# WORK INSTRUCTIONS:
Every line that holds the string "east" is to be identified and copied.

(Dataset listings of figures)

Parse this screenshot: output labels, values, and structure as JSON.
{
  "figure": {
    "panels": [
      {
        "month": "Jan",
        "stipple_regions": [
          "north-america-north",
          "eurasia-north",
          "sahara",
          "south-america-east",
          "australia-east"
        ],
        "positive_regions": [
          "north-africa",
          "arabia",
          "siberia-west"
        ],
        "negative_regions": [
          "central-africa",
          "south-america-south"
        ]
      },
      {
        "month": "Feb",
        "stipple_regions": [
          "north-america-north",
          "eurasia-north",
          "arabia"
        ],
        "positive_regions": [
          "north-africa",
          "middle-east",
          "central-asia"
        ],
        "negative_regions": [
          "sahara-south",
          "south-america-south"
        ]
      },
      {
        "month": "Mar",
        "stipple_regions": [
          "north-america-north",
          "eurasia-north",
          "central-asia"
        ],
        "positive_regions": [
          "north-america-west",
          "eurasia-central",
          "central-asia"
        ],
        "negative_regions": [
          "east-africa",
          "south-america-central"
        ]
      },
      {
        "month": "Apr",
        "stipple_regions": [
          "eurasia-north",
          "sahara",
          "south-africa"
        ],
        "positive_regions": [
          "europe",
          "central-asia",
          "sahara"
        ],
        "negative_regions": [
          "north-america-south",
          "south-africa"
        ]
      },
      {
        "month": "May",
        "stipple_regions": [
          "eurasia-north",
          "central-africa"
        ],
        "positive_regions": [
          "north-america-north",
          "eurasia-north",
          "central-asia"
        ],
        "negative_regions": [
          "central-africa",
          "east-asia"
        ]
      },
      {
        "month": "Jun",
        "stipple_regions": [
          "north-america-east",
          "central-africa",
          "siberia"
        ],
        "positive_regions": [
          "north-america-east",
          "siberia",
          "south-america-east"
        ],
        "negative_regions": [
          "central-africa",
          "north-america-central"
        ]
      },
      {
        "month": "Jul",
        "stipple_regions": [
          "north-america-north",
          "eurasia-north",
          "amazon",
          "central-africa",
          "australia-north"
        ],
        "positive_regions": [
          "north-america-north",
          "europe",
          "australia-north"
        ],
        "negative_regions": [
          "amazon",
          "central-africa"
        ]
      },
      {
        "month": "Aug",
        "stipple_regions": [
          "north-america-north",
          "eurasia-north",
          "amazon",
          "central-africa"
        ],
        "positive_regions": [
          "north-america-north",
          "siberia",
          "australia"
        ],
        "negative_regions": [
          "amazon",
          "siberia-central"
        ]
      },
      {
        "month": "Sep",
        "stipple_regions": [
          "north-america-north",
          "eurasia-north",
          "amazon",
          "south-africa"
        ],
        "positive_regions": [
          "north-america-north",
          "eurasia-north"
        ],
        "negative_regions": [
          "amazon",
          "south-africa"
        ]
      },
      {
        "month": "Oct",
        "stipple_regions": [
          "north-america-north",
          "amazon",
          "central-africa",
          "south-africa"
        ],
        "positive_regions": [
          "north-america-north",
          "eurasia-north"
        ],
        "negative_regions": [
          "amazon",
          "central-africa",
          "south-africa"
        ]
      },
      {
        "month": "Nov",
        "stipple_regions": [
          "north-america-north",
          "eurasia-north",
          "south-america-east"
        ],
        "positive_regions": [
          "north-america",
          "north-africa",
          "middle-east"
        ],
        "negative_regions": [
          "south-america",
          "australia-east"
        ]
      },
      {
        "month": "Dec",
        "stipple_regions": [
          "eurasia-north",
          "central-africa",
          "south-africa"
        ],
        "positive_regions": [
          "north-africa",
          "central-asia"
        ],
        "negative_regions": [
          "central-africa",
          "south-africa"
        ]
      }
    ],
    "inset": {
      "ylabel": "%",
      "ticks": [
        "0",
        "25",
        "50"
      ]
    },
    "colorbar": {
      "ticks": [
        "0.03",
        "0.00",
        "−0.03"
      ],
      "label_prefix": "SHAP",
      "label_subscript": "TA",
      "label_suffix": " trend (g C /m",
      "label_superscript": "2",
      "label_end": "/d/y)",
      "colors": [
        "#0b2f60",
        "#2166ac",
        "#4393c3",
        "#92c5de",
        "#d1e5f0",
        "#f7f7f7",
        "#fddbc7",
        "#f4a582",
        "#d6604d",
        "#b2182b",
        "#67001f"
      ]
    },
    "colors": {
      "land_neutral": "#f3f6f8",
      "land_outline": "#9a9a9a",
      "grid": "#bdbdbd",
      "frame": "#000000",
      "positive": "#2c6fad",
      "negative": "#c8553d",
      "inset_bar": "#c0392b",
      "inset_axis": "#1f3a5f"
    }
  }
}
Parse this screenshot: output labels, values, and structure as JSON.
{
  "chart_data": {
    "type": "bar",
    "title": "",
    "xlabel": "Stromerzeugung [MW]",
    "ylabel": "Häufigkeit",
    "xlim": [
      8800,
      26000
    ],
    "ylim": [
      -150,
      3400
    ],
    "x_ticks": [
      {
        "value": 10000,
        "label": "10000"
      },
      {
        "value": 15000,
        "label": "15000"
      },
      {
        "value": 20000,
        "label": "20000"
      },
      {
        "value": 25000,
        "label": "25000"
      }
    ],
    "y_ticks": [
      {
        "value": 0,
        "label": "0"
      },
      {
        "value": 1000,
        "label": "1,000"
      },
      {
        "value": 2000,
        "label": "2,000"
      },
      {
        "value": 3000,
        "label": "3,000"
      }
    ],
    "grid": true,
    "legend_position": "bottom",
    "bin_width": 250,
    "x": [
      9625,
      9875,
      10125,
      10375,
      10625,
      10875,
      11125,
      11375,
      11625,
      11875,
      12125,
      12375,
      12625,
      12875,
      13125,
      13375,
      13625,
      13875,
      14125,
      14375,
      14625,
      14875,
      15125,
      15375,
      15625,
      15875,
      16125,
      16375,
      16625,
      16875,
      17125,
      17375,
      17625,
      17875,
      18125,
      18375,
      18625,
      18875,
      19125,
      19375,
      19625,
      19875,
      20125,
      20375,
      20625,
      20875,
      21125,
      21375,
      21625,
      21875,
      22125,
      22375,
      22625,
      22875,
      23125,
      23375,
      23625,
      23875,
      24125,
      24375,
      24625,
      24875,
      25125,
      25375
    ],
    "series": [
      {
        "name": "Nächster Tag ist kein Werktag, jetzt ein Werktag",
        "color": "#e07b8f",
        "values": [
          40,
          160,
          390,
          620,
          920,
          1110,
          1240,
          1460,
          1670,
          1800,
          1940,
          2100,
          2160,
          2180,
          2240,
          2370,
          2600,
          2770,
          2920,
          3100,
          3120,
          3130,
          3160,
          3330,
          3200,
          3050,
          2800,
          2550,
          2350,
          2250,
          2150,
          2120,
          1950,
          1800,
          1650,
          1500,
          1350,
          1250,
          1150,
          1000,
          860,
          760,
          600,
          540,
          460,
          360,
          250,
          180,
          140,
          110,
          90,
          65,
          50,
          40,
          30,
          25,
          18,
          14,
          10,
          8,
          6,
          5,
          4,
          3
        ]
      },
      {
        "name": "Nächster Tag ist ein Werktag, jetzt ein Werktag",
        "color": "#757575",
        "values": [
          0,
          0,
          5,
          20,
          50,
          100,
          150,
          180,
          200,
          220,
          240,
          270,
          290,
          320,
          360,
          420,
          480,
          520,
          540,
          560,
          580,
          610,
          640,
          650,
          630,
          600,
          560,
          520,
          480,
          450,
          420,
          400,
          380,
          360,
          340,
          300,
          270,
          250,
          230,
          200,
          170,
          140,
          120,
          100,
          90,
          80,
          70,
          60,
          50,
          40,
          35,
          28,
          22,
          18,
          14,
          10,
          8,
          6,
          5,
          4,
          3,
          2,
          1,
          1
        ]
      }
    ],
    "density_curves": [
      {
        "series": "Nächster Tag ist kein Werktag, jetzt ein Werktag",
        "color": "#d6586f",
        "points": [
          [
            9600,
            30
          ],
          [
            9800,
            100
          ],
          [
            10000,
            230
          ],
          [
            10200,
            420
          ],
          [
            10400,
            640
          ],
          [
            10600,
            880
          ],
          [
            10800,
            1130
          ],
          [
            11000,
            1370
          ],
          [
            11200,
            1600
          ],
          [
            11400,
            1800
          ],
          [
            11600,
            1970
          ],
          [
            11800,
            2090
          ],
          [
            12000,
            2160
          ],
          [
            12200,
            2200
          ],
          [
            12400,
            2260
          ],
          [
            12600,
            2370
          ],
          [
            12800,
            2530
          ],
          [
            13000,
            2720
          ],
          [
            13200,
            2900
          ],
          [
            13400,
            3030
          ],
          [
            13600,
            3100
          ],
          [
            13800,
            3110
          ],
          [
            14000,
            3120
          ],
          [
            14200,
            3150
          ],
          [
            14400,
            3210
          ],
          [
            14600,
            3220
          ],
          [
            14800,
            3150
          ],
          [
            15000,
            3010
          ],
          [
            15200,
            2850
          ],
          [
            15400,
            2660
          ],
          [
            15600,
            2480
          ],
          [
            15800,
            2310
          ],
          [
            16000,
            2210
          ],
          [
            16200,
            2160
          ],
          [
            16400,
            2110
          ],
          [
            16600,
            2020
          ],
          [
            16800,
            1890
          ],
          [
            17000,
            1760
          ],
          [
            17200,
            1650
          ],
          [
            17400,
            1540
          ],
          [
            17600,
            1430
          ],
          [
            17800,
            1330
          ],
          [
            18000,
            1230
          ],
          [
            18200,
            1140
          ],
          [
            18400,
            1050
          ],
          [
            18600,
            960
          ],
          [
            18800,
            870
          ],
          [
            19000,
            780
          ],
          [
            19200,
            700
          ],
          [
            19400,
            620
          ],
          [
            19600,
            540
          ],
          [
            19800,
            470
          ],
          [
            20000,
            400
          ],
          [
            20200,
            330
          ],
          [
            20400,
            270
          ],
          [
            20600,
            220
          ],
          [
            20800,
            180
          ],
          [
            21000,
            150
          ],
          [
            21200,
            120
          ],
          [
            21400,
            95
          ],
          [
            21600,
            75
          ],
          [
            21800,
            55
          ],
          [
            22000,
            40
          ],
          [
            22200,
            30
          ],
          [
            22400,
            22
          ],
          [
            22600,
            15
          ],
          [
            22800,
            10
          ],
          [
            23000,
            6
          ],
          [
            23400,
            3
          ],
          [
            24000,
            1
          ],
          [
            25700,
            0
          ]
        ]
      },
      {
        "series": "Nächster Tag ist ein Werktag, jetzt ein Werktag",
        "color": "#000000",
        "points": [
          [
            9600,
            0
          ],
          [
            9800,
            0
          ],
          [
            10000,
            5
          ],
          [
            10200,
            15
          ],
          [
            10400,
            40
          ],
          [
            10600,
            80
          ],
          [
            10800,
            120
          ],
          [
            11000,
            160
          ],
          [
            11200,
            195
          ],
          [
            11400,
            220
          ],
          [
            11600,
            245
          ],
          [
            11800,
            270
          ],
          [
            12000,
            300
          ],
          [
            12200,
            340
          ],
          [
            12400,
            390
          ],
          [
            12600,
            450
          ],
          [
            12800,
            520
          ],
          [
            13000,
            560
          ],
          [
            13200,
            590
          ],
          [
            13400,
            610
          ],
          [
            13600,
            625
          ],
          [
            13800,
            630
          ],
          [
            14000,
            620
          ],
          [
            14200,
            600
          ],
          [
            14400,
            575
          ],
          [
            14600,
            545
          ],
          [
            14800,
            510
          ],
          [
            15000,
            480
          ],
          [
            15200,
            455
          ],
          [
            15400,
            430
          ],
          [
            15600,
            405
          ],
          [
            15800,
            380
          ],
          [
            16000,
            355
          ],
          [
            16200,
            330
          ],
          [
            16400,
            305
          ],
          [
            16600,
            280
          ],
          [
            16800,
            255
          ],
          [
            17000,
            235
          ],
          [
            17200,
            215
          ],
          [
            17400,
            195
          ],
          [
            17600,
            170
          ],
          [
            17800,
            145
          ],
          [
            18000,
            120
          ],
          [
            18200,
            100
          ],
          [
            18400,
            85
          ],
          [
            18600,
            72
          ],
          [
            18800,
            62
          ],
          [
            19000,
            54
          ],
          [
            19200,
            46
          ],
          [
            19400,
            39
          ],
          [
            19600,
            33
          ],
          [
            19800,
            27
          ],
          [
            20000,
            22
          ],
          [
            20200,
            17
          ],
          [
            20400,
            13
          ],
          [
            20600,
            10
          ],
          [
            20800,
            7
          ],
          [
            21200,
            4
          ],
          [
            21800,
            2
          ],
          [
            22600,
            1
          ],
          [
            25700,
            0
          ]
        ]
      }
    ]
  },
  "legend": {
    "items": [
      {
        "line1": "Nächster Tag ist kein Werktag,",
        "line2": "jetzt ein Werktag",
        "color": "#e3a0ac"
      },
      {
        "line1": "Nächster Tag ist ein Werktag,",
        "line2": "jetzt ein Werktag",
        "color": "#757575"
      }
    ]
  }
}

# FULL ANSWER:
          "south-america-east",
          "australia-east"
          "middle-east",
          "east-africa",
          "east-asia"
          "north-america-east",
          "north-america-east",
          "south-america-east"
          "south-america-east"
          "middle-east"
          "australia-east"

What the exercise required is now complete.